## Exercise
State how many lines in the listing below include the word "縫製フル稼働". Give nothing but the number.

--- Start Source records ---

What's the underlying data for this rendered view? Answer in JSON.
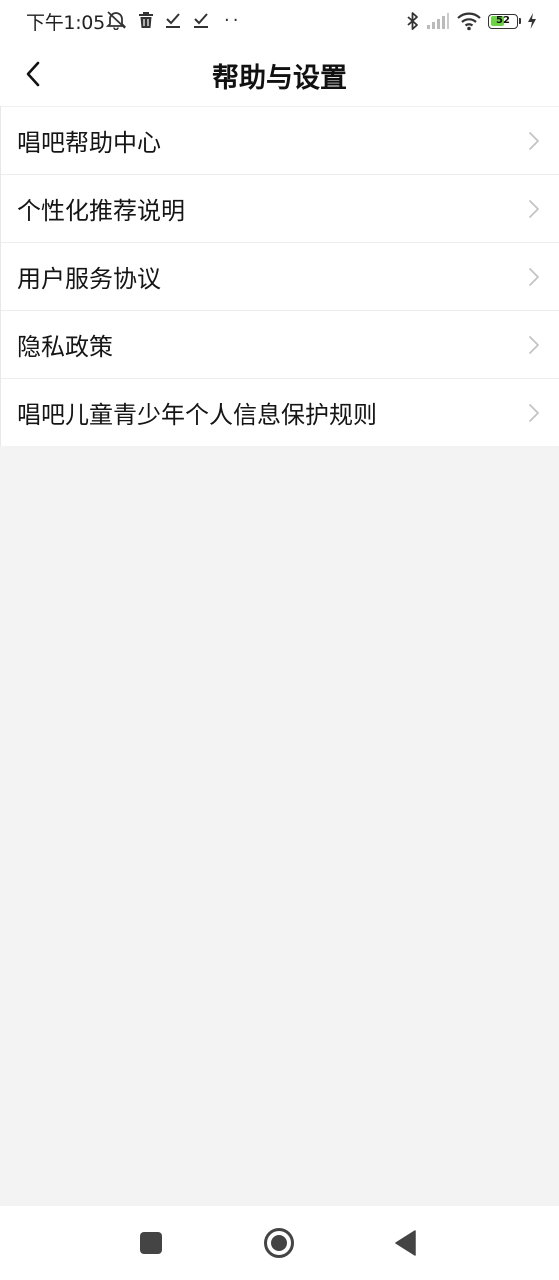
{
  "status_bar": {
    "time": "下午1:05",
    "left_icons": [
      "alarm-off-icon",
      "trash-icon",
      "download-done-icon",
      "download-done-icon"
    ],
    "more_dots": "··",
    "battery_percent": 52,
    "battery_label": "52",
    "battery_color": "#6ed246",
    "right_icons": [
      "bluetooth-icon",
      "signal-icon",
      "wifi-icon",
      "battery-icon",
      "charging-icon"
    ]
  },
  "header": {
    "title": "帮助与设置",
    "back_icon": "chevron-left-icon"
  },
  "menu": {
    "items": [
      {
        "label": "唱吧帮助中心"
      },
      {
        "label": "个性化推荐说明"
      },
      {
        "label": "用户服务协议"
      },
      {
        "label": "隐私政策"
      },
      {
        "label": "唱吧儿童青少年个人信息保护规则"
      }
    ]
  },
  "nav_bar": {
    "icons": [
      "recent-apps-icon",
      "home-icon",
      "back-triangle-icon"
    ]
  },
  "colors": {
    "background": "#f3f3f3",
    "surface": "#ffffff",
    "chevron": "#c4c4c4"
  }
}
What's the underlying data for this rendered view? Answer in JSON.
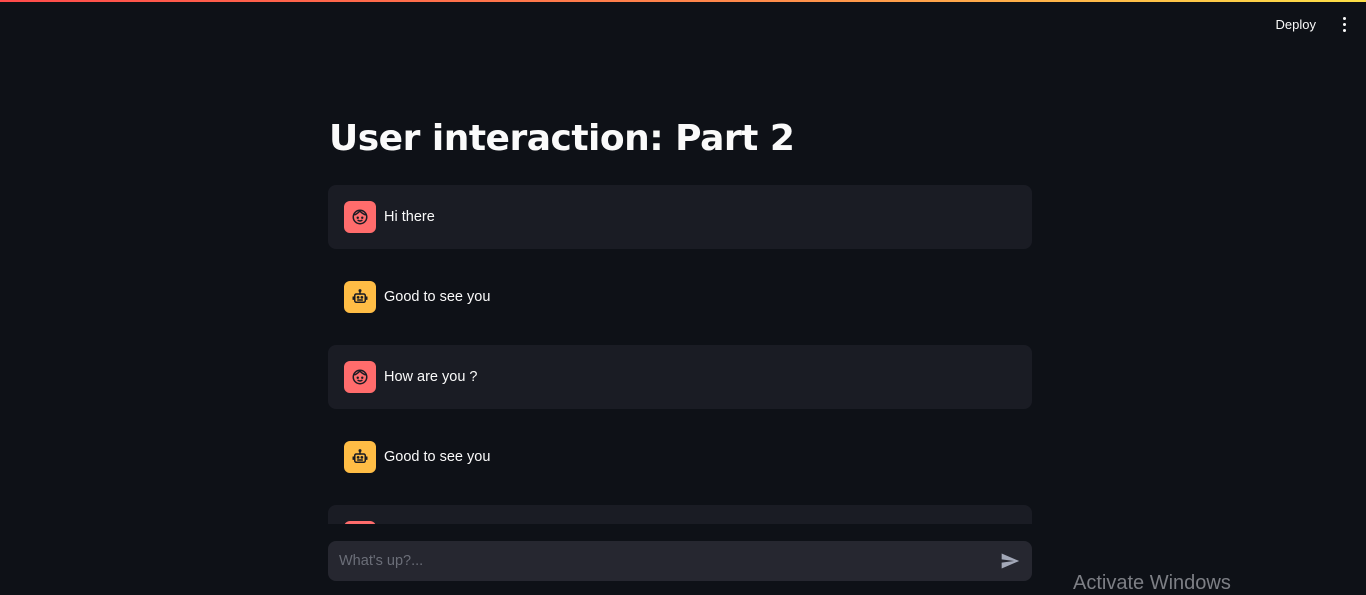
{
  "header": {
    "deploy_label": "Deploy",
    "menu_icon": "more-vert-icon"
  },
  "main": {
    "title": "User interaction: Part 2",
    "messages": [
      {
        "role": "user",
        "avatar_icon": "user-face-icon",
        "text": "Hi there"
      },
      {
        "role": "assistant",
        "avatar_icon": "robot-icon",
        "text": "Good to see you"
      },
      {
        "role": "user",
        "avatar_icon": "user-face-icon",
        "text": "How are you ?"
      },
      {
        "role": "assistant",
        "avatar_icon": "robot-icon",
        "text": "Good to see you"
      },
      {
        "role": "user",
        "avatar_icon": "user-face-icon",
        "text": ""
      }
    ]
  },
  "chat_input": {
    "placeholder": "What's up?...",
    "value": "",
    "send_icon": "send-icon"
  },
  "os_overlay": {
    "watermark": "Activate Windows"
  },
  "colors": {
    "background": "#0e1117",
    "user_message_bg": "#1a1c24",
    "user_avatar": "#ff6c6c",
    "assistant_avatar": "#ffbd45",
    "input_bg": "#262730"
  }
}
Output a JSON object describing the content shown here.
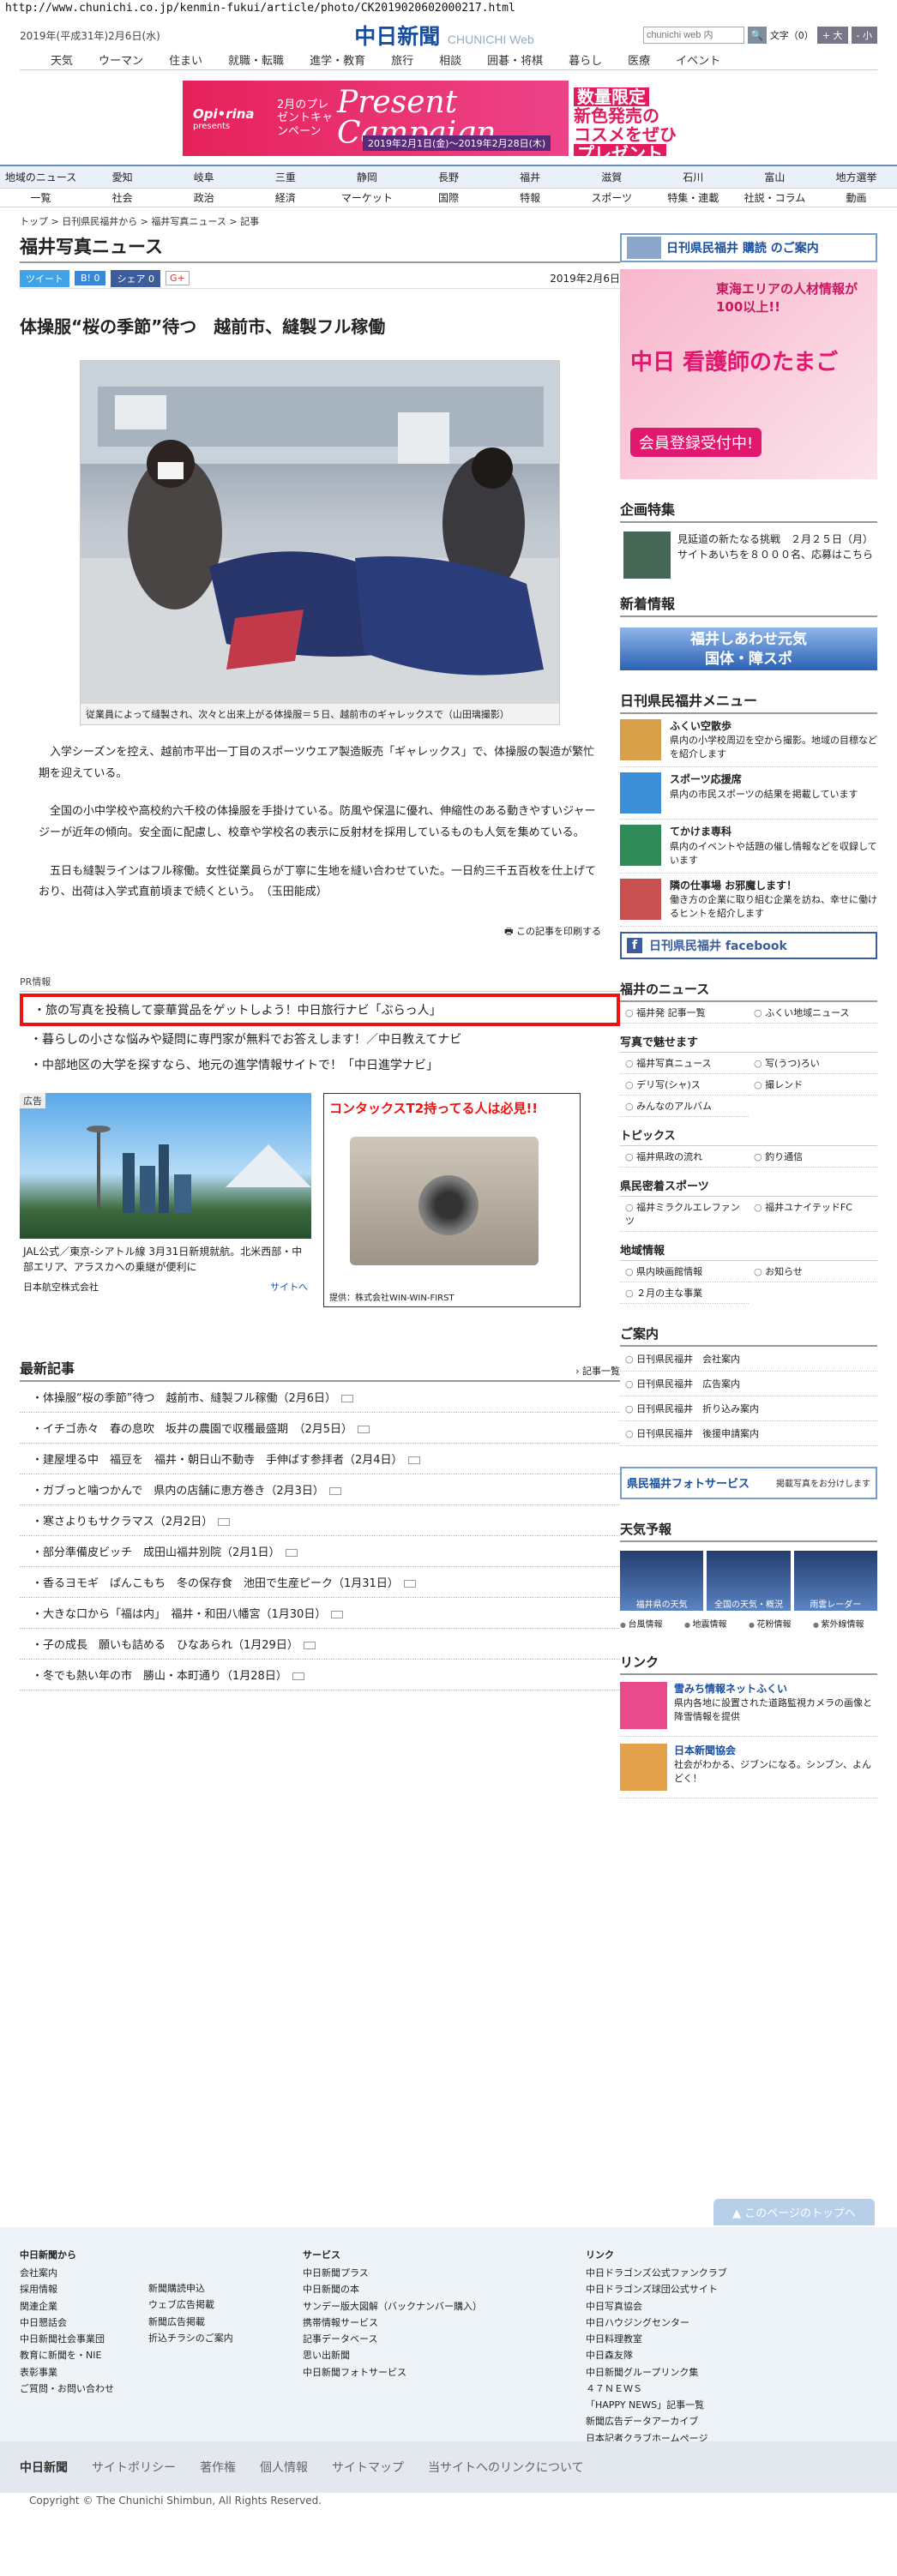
{
  "url": "http://www.chunichi.co.jp/kenmin-fukui/article/photo/CK2019020602000217.html",
  "header": {
    "date": "2019年(平成31年)2月6日(水)",
    "logo": "中日新聞",
    "logo_sub": "CHUNICHI Web",
    "search_placeholder": "chunichi web 内",
    "font_label": "文字（0）",
    "font_up": "+ 大",
    "font_down": "- 小"
  },
  "gnav": [
    "天気",
    "ウーマン",
    "住まい",
    "就職・転職",
    "進学・教育",
    "旅行",
    "相談",
    "囲碁・将棋",
    "暮らし",
    "医療",
    "イベント"
  ],
  "ad_top": {
    "brand": "Opi•rina",
    "presents": "presents",
    "campaign": "2月のプレゼントキャンペーン",
    "title": "Present Campaign",
    "period": "2019年2月1日(金)～2019年2月28日(木)",
    "right1": "数量限定",
    "right2": "新色発売の",
    "right3": "コスメをぜひ",
    "right4": "プレゼント"
  },
  "catnav1": [
    "地域のニュース",
    "愛知",
    "岐阜",
    "三重",
    "静岡",
    "長野",
    "福井",
    "滋賀",
    "石川",
    "富山",
    "地方選挙"
  ],
  "catnav2": [
    "一覧",
    "社会",
    "政治",
    "経済",
    "マーケット",
    "国際",
    "特報",
    "スポーツ",
    "特集・連載",
    "社説・コラム",
    "動画"
  ],
  "breadcrumb": "トップ > 日刊県民福井から > 福井写真ニュース > 記事",
  "section_title": "福井写真ニュース",
  "share": {
    "tweet": "ツイート",
    "hatena": "B! 0",
    "fb": "シェア 0",
    "gplus": "G+",
    "date": "2019年2月6日"
  },
  "article": {
    "headline": "体操服“桜の季節”待つ　越前市、縫製フル稼働",
    "caption": "従業員によって縫製され、次々と出来上がる体操服＝５日、越前市のギャレックスで（山田璃撮影）",
    "paragraphs": [
      "入学シーズンを控え、越前市平出一丁目のスポーツウエア製造販売「ギャレックス」で、体操服の製造が繁忙期を迎えている。",
      "全国の小中学校や高校約六千校の体操服を手掛けている。防風や保温に優れ、伸縮性のある動きやすいジャージーが近年の傾向。安全面に配慮し、校章や学校名の表示に反射材を採用しているものも人気を集めている。",
      "五日も縫製ラインはフル稼働。女性従業員らが丁寧に生地を縫い合わせていた。一日約三千五百枚を仕上げており、出荷は入学式直前頃まで続くという。　（玉田能成）"
    ],
    "print": "この記事を印刷する"
  },
  "pr": {
    "label": "PR情報",
    "items": [
      "旅の写真を投稿して豪華賞品をゲットしよう！中日旅行ナビ「ぶらっ人」",
      "暮らしの小さな悩みや疑問に専門家が無料でお答えします！／中日教えてナビ",
      "中部地区の大学を探すなら、地元の進学情報サイトで！「中日進学ナビ」"
    ]
  },
  "ad_jal": {
    "tag": "広告",
    "text": "JAL公式／東京-シアトル線 3月31日新規就航。北米西部・中部エリア、アラスカへの乗継が便利に",
    "sponsor": "日本航空株式会社",
    "site": "サイトへ"
  },
  "ad_cam": {
    "title": "コンタックスT2持ってる人は必見!!",
    "supplier": "提供：株式会社WIN-WIN-FIRST"
  },
  "latest": {
    "title": "最新記事",
    "more": "記事一覧",
    "items": [
      "体操服“桜の季節”待つ　越前市、縫製フル稼働（2月6日）",
      "イチゴ赤々　春の息吹　坂井の農園で収穫最盛期　（2月5日）",
      "建屋埋る中　福豆を　福井・朝日山不動寺　手伸ばす参拝者（2月4日）",
      "ガブっと噛つかんで　県内の店舗に恵方巻き（2月3日）",
      "寒さよりもサクラマス（2月2日）",
      "部分準備皮ビッチ　成田山福井別院（2月1日）",
      "香るヨモギ　ぱんこもち　冬の保存食　池田で生産ピーク（1月31日）",
      "大きな口から「福は内」　福井・和田八幡宮（1月30日）",
      "子の成長　願いも詰める　ひなあられ（1月29日）",
      "冬でも熱い年の市　勝山・本町通り（1月28日）"
    ]
  },
  "side": {
    "subscribe": "日刊県民福井 購読 のご案内",
    "nurse": {
      "a": "東海エリアの人材情報が100以上!!",
      "b": "中日 看護師のたまご",
      "c": "会員登録受付中!"
    },
    "kikaku_title": "企画特集",
    "kikaku_text": "見延道の新たなる挑戦　２月２５日（月）サイトあいちを８０００名、応募はこちら",
    "new_title": "新着情報",
    "new_banner1": "福井しあわせ元気",
    "new_banner2": "国体・障スポ",
    "menu_title": "日刊県民福井メニュー",
    "menu": [
      {
        "t": "ふくい空散歩",
        "d": "県内の小学校周辺を空から撮影。地域の目標などを紹介します"
      },
      {
        "t": "スポーツ応援席",
        "d": "県内の市民スポーツの結果を掲載しています"
      },
      {
        "t": "てかけま専科",
        "d": "県内のイベントや話題の催し情報などを収録しています"
      },
      {
        "t": "隣の仕事場 お邪魔します！",
        "d": "働き方の企業に取り組む企業を訪ね、幸せに働けるヒントを紹介します"
      }
    ],
    "fb": "日刊県民福井 facebook",
    "news_title": "福井のニュース",
    "news_links": [
      "福井発 記事一覧",
      "ふくい地域ニュース"
    ],
    "photo_sub": "写真で魅せます",
    "photo_links": [
      "福井写真ニュース",
      "写(うつ)ろい",
      "デリ写(シャ)ス",
      "撮レンド",
      "みんなのアルバム"
    ],
    "topics_sub": "トピックス",
    "topics_links": [
      "福井県政の流れ",
      "釣り通信"
    ],
    "sports_sub": "県民密着スポーツ",
    "sports_links": [
      "福井ミラクルエレファンツ",
      "福井ユナイテッドFC"
    ],
    "chiiki_sub": "地域情報",
    "chiiki_links": [
      "県内映画館情報",
      "お知らせ",
      "２月の主な事業"
    ],
    "annai_title": "ご案内",
    "annai_links": [
      "日刊県民福井　会社案内",
      "日刊県民福井　広告案内",
      "日刊県民福井　折り込み案内",
      "日刊県民福井　後援申請案内"
    ],
    "photoserv": "県民福井フォトサービス",
    "photoserv_note": "掲載写真をお分けします",
    "weather_title": "天気予報",
    "weather_tiles": [
      "福井県の天気",
      "全国の天気・概況",
      "雨雲レーダー"
    ],
    "weather_links": [
      "台風情報",
      "地震情報",
      "花粉情報",
      "紫外線情報"
    ],
    "link_title": "リンク",
    "links": [
      {
        "t": "雪みち情報ネットふくい",
        "d": "県内各地に設置された道路監視カメラの画像と降雪情報を提供"
      },
      {
        "t": "日本新聞協会",
        "d": "社会がわかる、ジブンになる。シンブン、よんどく！"
      }
    ]
  },
  "pagetop": "このページのトップへ",
  "footer": {
    "c1_title": "中日新聞から",
    "c1a": [
      "会社案内",
      "採用情報",
      "関連企業",
      "中日懇話会",
      "中日新聞社会事業団",
      "教育に新聞を・NIE",
      "表彰事業",
      "ご質問・お問い合わせ"
    ],
    "c1b": [
      "新聞購読申込",
      "ウェブ広告掲載",
      "新聞広告掲載",
      "折込チラシのご案内"
    ],
    "c2_title": "サービス",
    "c2": [
      "中日新聞プラス",
      "中日新聞の本",
      "サンデー版大図解（バックナンバー購入）",
      "携帯情報サービス",
      "記事データベース",
      "思い出新聞",
      "中日新聞フォトサービス"
    ],
    "c3_title": "リンク",
    "c3": [
      "中日ドラゴンズ公式ファンクラブ",
      "中日ドラゴンズ球団公式サイト",
      "中日写真協会",
      "中日ハウジングセンター",
      "中日料理教室",
      "中日森友隊",
      "中日新聞グループリンク集",
      "４７ＮＥＷＳ",
      "「HAPPY NEWS」記事一覧",
      "新聞広告データアーカイブ",
      "日本記者クラブホームページ"
    ]
  },
  "footbar": [
    "中日新聞",
    "サイトポリシー",
    "著作権",
    "個人情報",
    "サイトマップ",
    "当サイトへのリンクについて"
  ],
  "copyright": "Copyright © The Chunichi Shimbun, All Rights Reserved."
}
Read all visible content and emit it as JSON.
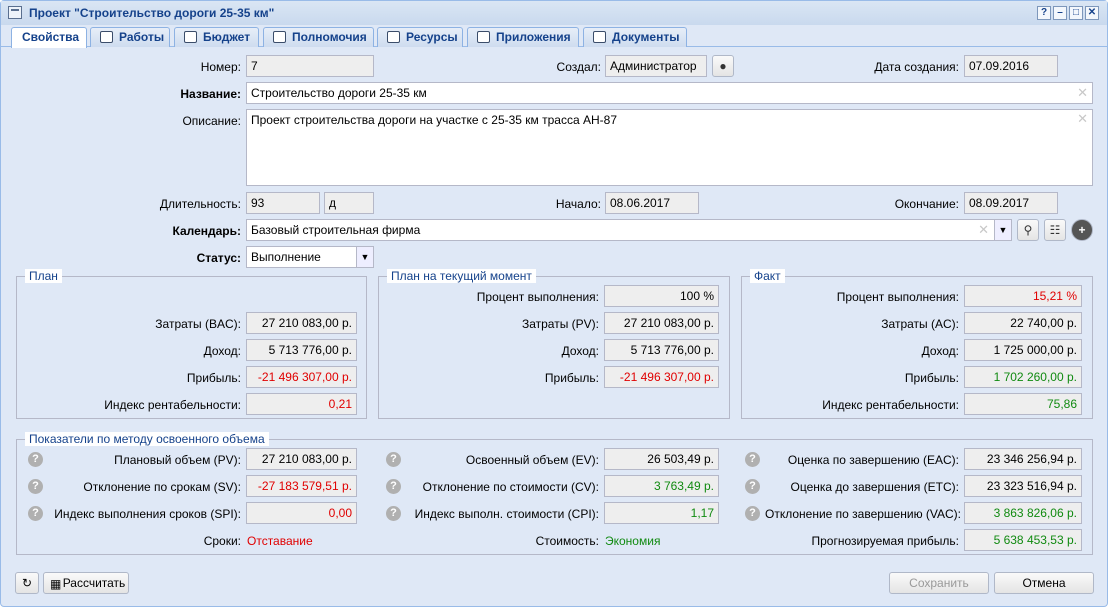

--- End Source records ---

## Task answer
2